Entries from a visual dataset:
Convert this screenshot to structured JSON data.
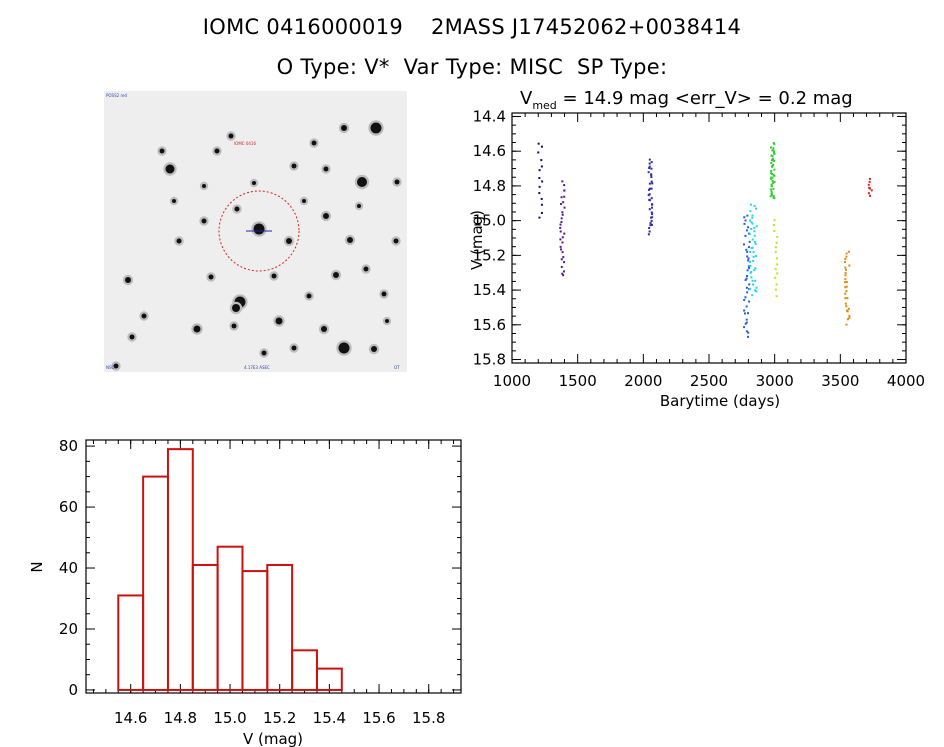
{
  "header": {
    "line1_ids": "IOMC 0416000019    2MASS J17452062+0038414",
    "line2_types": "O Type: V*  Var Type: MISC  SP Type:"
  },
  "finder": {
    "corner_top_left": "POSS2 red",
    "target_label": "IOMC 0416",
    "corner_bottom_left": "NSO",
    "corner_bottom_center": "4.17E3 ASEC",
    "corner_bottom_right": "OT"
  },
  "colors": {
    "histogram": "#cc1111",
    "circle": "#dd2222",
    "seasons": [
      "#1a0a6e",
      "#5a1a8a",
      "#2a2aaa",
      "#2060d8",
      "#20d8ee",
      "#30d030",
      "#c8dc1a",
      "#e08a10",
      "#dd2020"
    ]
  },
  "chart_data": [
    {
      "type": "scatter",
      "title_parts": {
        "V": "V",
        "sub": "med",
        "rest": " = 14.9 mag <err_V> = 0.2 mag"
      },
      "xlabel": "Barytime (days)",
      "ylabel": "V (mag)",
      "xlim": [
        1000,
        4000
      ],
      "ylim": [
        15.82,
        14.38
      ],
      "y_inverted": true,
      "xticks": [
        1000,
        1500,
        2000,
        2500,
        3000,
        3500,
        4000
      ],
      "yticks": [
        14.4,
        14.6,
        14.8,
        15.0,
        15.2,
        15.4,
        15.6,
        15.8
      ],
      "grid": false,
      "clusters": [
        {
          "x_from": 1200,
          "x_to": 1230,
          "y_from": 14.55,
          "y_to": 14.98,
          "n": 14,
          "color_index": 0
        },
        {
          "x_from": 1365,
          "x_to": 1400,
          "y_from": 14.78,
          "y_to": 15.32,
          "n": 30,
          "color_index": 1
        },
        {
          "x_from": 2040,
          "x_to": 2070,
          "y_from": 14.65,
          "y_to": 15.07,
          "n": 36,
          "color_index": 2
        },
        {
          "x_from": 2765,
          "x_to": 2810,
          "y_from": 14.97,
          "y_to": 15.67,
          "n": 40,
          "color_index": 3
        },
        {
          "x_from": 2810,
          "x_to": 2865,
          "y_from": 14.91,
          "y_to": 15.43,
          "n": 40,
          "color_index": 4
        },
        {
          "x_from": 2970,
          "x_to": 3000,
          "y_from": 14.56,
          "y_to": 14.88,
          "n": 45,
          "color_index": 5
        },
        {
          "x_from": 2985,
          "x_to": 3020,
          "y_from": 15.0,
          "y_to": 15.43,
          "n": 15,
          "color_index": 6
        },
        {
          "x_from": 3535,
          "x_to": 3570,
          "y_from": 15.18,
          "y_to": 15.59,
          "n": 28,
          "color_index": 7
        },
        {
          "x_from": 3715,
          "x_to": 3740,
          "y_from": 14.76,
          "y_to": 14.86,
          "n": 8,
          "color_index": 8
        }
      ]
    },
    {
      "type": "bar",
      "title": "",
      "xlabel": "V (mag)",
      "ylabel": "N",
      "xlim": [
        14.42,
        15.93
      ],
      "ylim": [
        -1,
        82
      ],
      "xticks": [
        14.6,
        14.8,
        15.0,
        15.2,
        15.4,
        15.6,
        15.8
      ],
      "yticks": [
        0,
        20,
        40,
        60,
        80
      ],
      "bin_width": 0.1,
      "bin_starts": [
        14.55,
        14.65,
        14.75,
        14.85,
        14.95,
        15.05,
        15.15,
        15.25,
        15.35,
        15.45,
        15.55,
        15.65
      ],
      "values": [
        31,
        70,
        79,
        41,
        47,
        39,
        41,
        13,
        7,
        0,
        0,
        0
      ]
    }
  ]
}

- Task to carry out:
Using the records above, output their complete text exactly, minus any images.

- Result:
Convert this screenshot to structured JSON data.
{
  "header": {
    "line1_ids": "IOMC 0416000019    2MASS J17452062+0038414",
    "line2_types": "O Type: V*  Var Type: MISC  SP Type:"
  },
  "finder": {
    "corner_top_left": "POSS2 red",
    "target_label": "IOMC 0416",
    "corner_bottom_left": "NSO",
    "corner_bottom_center": "4.17E3 ASEC",
    "corner_bottom_right": "OT"
  },
  "colors": {
    "histogram": "#cc1111",
    "circle": "#dd2222",
    "seasons": [
      "#1a0a6e",
      "#5a1a8a",
      "#2a2aaa",
      "#2060d8",
      "#20d8ee",
      "#30d030",
      "#c8dc1a",
      "#e08a10",
      "#dd2020"
    ]
  },
  "chart_data": [
    {
      "type": "scatter",
      "title_parts": {
        "V": "V",
        "sub": "med",
        "rest": " = 14.9 mag <err_V> = 0.2 mag"
      },
      "xlabel": "Barytime (days)",
      "ylabel": "V (mag)",
      "xlim": [
        1000,
        4000
      ],
      "ylim": [
        15.82,
        14.38
      ],
      "y_inverted": true,
      "xticks": [
        1000,
        1500,
        2000,
        2500,
        3000,
        3500,
        4000
      ],
      "yticks": [
        14.4,
        14.6,
        14.8,
        15.0,
        15.2,
        15.4,
        15.6,
        15.8
      ],
      "grid": false,
      "clusters": [
        {
          "x_from": 1200,
          "x_to": 1230,
          "y_from": 14.55,
          "y_to": 14.98,
          "n": 14,
          "color_index": 0
        },
        {
          "x_from": 1365,
          "x_to": 1400,
          "y_from": 14.78,
          "y_to": 15.32,
          "n": 30,
          "color_index": 1
        },
        {
          "x_from": 2040,
          "x_to": 2070,
          "y_from": 14.65,
          "y_to": 15.07,
          "n": 36,
          "color_index": 2
        },
        {
          "x_from": 2765,
          "x_to": 2810,
          "y_from": 14.97,
          "y_to": 15.67,
          "n": 40,
          "color_index": 3
        },
        {
          "x_from": 2810,
          "x_to": 2865,
          "y_from": 14.91,
          "y_to": 15.43,
          "n": 40,
          "color_index": 4
        },
        {
          "x_from": 2970,
          "x_to": 3000,
          "y_from": 14.56,
          "y_to": 14.88,
          "n": 45,
          "color_index": 5
        },
        {
          "x_from": 2985,
          "x_to": 3020,
          "y_from": 15.0,
          "y_to": 15.43,
          "n": 15,
          "color_index": 6
        },
        {
          "x_from": 3535,
          "x_to": 3570,
          "y_from": 15.18,
          "y_to": 15.59,
          "n": 28,
          "color_index": 7
        },
        {
          "x_from": 3715,
          "x_to": 3740,
          "y_from": 14.76,
          "y_to": 14.86,
          "n": 8,
          "color_index": 8
        }
      ]
    },
    {
      "type": "bar",
      "title": "",
      "xlabel": "V (mag)",
      "ylabel": "N",
      "xlim": [
        14.42,
        15.93
      ],
      "ylim": [
        -1,
        82
      ],
      "xticks": [
        14.6,
        14.8,
        15.0,
        15.2,
        15.4,
        15.6,
        15.8
      ],
      "yticks": [
        0,
        20,
        40,
        60,
        80
      ],
      "bin_width": 0.1,
      "bin_starts": [
        14.55,
        14.65,
        14.75,
        14.85,
        14.95,
        15.05,
        15.15,
        15.25,
        15.35,
        15.45,
        15.55,
        15.65
      ],
      "values": [
        31,
        70,
        79,
        41,
        47,
        39,
        41,
        13,
        7,
        0,
        0,
        0
      ]
    }
  ]
}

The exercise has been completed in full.